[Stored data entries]
------
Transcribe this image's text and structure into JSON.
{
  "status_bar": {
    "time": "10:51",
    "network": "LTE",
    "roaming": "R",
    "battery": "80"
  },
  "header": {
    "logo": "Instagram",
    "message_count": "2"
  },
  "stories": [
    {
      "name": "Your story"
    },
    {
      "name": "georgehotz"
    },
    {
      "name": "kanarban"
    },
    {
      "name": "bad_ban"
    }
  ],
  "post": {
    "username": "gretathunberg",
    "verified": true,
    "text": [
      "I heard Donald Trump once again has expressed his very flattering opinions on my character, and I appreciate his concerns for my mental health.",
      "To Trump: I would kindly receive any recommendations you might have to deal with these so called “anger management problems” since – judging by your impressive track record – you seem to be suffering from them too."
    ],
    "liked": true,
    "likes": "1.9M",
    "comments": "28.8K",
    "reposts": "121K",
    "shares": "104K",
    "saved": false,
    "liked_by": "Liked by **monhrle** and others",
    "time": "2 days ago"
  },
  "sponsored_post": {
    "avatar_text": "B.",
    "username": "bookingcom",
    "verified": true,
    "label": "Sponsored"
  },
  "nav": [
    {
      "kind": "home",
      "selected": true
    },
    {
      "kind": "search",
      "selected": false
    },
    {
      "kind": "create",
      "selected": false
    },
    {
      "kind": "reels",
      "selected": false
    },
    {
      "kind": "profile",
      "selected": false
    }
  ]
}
------
■ Your goal: Scan the records above for the string "Trump", then select every line that holds it.

■ Correct result:
      "I heard Donald Trump once again has expressed his very flattering opinions on my character, and I appreciate his concerns for my mental health.",
      "To Trump: I would kindly receive any recommendations you might have to deal with these so called “anger management problems” since – judging by your impressive track record – you seem to be suffering from them too."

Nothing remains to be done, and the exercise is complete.